> **RECORDS TO USE**:

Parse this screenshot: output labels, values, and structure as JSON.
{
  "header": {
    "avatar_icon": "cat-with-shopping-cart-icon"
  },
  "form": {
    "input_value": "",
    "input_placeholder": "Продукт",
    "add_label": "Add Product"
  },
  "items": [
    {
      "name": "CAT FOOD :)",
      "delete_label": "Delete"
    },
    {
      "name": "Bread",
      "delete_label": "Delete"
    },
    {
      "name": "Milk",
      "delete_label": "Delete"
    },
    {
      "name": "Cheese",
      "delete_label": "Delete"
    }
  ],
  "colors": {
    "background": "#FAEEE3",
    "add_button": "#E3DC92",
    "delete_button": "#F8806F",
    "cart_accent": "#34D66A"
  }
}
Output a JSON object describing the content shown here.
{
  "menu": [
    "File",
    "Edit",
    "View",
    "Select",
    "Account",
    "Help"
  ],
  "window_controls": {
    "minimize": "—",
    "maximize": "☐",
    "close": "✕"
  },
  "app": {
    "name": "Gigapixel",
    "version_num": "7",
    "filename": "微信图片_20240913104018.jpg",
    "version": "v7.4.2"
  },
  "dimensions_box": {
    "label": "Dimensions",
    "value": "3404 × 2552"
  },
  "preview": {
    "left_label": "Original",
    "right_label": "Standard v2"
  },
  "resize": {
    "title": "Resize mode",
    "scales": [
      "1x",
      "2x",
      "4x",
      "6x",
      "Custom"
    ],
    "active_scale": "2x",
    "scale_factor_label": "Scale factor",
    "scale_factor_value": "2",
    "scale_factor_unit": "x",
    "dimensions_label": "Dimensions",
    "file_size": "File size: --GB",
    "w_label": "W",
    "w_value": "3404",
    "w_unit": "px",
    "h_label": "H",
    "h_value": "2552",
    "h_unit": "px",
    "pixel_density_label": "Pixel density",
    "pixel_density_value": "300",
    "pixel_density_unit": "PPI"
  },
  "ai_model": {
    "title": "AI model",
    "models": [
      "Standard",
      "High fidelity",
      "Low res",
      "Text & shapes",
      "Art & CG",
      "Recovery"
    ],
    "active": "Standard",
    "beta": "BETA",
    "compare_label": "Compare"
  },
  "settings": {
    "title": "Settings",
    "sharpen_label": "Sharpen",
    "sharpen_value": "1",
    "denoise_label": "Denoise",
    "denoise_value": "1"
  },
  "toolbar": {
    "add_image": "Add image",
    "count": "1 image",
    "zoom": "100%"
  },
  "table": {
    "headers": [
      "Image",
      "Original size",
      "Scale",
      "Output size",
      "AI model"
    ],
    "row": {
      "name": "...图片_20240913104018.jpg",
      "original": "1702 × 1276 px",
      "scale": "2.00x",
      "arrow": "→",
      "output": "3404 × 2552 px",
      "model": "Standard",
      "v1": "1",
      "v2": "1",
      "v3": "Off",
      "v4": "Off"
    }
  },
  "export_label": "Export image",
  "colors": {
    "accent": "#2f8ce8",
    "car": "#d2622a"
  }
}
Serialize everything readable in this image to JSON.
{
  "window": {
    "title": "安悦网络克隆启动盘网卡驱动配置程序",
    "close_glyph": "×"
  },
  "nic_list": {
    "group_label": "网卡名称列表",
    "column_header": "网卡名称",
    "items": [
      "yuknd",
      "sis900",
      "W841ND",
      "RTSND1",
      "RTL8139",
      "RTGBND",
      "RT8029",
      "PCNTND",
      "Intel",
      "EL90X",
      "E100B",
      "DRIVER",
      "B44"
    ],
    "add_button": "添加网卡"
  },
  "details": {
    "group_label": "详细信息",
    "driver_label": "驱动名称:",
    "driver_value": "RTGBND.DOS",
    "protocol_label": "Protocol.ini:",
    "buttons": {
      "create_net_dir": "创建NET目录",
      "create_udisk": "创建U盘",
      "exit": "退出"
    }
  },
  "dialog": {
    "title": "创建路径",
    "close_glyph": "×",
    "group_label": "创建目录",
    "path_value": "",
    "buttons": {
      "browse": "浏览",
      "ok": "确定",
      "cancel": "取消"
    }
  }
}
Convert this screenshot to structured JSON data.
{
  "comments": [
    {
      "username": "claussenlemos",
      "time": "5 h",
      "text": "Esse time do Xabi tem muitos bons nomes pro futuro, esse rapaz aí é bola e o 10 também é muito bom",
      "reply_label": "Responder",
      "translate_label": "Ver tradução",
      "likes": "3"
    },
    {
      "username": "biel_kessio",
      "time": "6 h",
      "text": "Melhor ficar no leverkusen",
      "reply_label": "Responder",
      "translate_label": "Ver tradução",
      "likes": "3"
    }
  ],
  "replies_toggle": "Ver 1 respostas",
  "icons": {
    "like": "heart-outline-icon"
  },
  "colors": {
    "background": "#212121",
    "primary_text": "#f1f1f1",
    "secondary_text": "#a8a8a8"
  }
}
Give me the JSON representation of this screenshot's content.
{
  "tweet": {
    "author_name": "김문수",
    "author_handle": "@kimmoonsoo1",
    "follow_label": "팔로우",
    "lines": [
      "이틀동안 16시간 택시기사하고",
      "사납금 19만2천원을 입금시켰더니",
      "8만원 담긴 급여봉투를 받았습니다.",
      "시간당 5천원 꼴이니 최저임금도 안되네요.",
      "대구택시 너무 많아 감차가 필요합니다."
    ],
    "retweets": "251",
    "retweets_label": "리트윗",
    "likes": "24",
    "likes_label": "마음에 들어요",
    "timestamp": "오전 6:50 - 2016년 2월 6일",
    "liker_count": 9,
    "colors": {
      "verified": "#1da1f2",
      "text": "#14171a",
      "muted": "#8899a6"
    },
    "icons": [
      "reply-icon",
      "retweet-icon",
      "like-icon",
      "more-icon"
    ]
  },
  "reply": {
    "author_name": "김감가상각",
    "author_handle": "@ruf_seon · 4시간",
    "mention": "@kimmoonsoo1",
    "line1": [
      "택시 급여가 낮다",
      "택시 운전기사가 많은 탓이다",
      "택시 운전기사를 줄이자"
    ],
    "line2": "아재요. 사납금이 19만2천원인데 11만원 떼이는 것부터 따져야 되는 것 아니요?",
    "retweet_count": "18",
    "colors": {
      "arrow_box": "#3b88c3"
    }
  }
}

> **SET TASK**: Using the records above, list each line that includes "this".

> **FINISHED EXERCISE**:
Parse this screenshot: output labels, values, and structure as JSON.
Serialize everything readable in this image to JSON.
Convert this screenshot to structured JSON data.
Give me the JSON representation of this screenshot's content.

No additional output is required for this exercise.